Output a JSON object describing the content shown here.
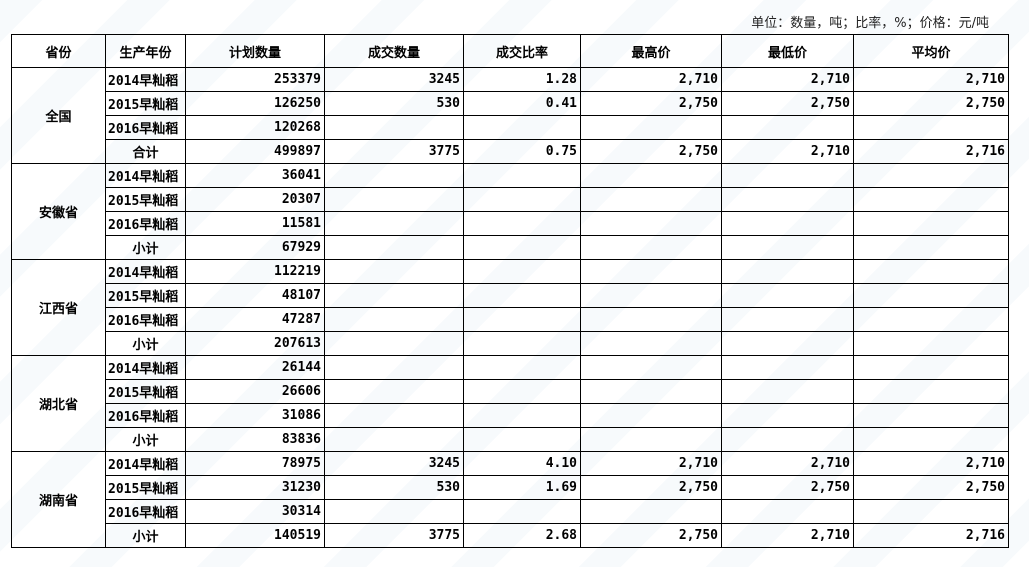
{
  "unit_note": "单位：数量，吨；比率，%；价格：元/吨",
  "headers": [
    "省份",
    "生产年份",
    "计划数量",
    "成交数量",
    "成交比率",
    "最高价",
    "最低价",
    "平均价"
  ],
  "groups": [
    {
      "province": "全国",
      "rows": [
        [
          "2014早籼稻",
          "253379",
          "3245",
          "1.28",
          "2,710",
          "2,710",
          "2,710"
        ],
        [
          "2015早籼稻",
          "126250",
          "530",
          "0.41",
          "2,750",
          "2,750",
          "2,750"
        ],
        [
          "2016早籼稻",
          "120268",
          "",
          "",
          "",
          "",
          ""
        ],
        [
          "合计",
          "499897",
          "3775",
          "0.75",
          "2,750",
          "2,710",
          "2,716"
        ]
      ]
    },
    {
      "province": "安徽省",
      "rows": [
        [
          "2014早籼稻",
          "36041",
          "",
          "",
          "",
          "",
          ""
        ],
        [
          "2015早籼稻",
          "20307",
          "",
          "",
          "",
          "",
          ""
        ],
        [
          "2016早籼稻",
          "11581",
          "",
          "",
          "",
          "",
          ""
        ],
        [
          "小计",
          "67929",
          "",
          "",
          "",
          "",
          ""
        ]
      ]
    },
    {
      "province": "江西省",
      "rows": [
        [
          "2014早籼稻",
          "112219",
          "",
          "",
          "",
          "",
          ""
        ],
        [
          "2015早籼稻",
          "48107",
          "",
          "",
          "",
          "",
          ""
        ],
        [
          "2016早籼稻",
          "47287",
          "",
          "",
          "",
          "",
          ""
        ],
        [
          "小计",
          "207613",
          "",
          "",
          "",
          "",
          ""
        ]
      ]
    },
    {
      "province": "湖北省",
      "rows": [
        [
          "2014早籼稻",
          "26144",
          "",
          "",
          "",
          "",
          ""
        ],
        [
          "2015早籼稻",
          "26606",
          "",
          "",
          "",
          "",
          ""
        ],
        [
          "2016早籼稻",
          "31086",
          "",
          "",
          "",
          "",
          ""
        ],
        [
          "小计",
          "83836",
          "",
          "",
          "",
          "",
          ""
        ]
      ]
    },
    {
      "province": "湖南省",
      "rows": [
        [
          "2014早籼稻",
          "78975",
          "3245",
          "4.10",
          "2,710",
          "2,710",
          "2,710"
        ],
        [
          "2015早籼稻",
          "31230",
          "530",
          "1.69",
          "2,750",
          "2,750",
          "2,750"
        ],
        [
          "2016早籼稻",
          "30314",
          "",
          "",
          "",
          "",
          ""
        ],
        [
          "小计",
          "140519",
          "3775",
          "2.68",
          "2,750",
          "2,710",
          "2,716"
        ]
      ]
    }
  ]
}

● WORK TO DO: Retype everything in the material word for word, minus pictures.

● OUTPUT OF THE TASK:
Output a JSON object describing the content shown here.
{
  "unit_note": "单位：数量，吨；比率，%；价格：元/吨",
  "headers": [
    "省份",
    "生产年份",
    "计划数量",
    "成交数量",
    "成交比率",
    "最高价",
    "最低价",
    "平均价"
  ],
  "groups": [
    {
      "province": "全国",
      "rows": [
        [
          "2014早籼稻",
          "253379",
          "3245",
          "1.28",
          "2,710",
          "2,710",
          "2,710"
        ],
        [
          "2015早籼稻",
          "126250",
          "530",
          "0.41",
          "2,750",
          "2,750",
          "2,750"
        ],
        [
          "2016早籼稻",
          "120268",
          "",
          "",
          "",
          "",
          ""
        ],
        [
          "合计",
          "499897",
          "3775",
          "0.75",
          "2,750",
          "2,710",
          "2,716"
        ]
      ]
    },
    {
      "province": "安徽省",
      "rows": [
        [
          "2014早籼稻",
          "36041",
          "",
          "",
          "",
          "",
          ""
        ],
        [
          "2015早籼稻",
          "20307",
          "",
          "",
          "",
          "",
          ""
        ],
        [
          "2016早籼稻",
          "11581",
          "",
          "",
          "",
          "",
          ""
        ],
        [
          "小计",
          "67929",
          "",
          "",
          "",
          "",
          ""
        ]
      ]
    },
    {
      "province": "江西省",
      "rows": [
        [
          "2014早籼稻",
          "112219",
          "",
          "",
          "",
          "",
          ""
        ],
        [
          "2015早籼稻",
          "48107",
          "",
          "",
          "",
          "",
          ""
        ],
        [
          "2016早籼稻",
          "47287",
          "",
          "",
          "",
          "",
          ""
        ],
        [
          "小计",
          "207613",
          "",
          "",
          "",
          "",
          ""
        ]
      ]
    },
    {
      "province": "湖北省",
      "rows": [
        [
          "2014早籼稻",
          "26144",
          "",
          "",
          "",
          "",
          ""
        ],
        [
          "2015早籼稻",
          "26606",
          "",
          "",
          "",
          "",
          ""
        ],
        [
          "2016早籼稻",
          "31086",
          "",
          "",
          "",
          "",
          ""
        ],
        [
          "小计",
          "83836",
          "",
          "",
          "",
          "",
          ""
        ]
      ]
    },
    {
      "province": "湖南省",
      "rows": [
        [
          "2014早籼稻",
          "78975",
          "3245",
          "4.10",
          "2,710",
          "2,710",
          "2,710"
        ],
        [
          "2015早籼稻",
          "31230",
          "530",
          "1.69",
          "2,750",
          "2,750",
          "2,750"
        ],
        [
          "2016早籼稻",
          "30314",
          "",
          "",
          "",
          "",
          ""
        ],
        [
          "小计",
          "140519",
          "3775",
          "2.68",
          "2,750",
          "2,710",
          "2,716"
        ]
      ]
    }
  ]
}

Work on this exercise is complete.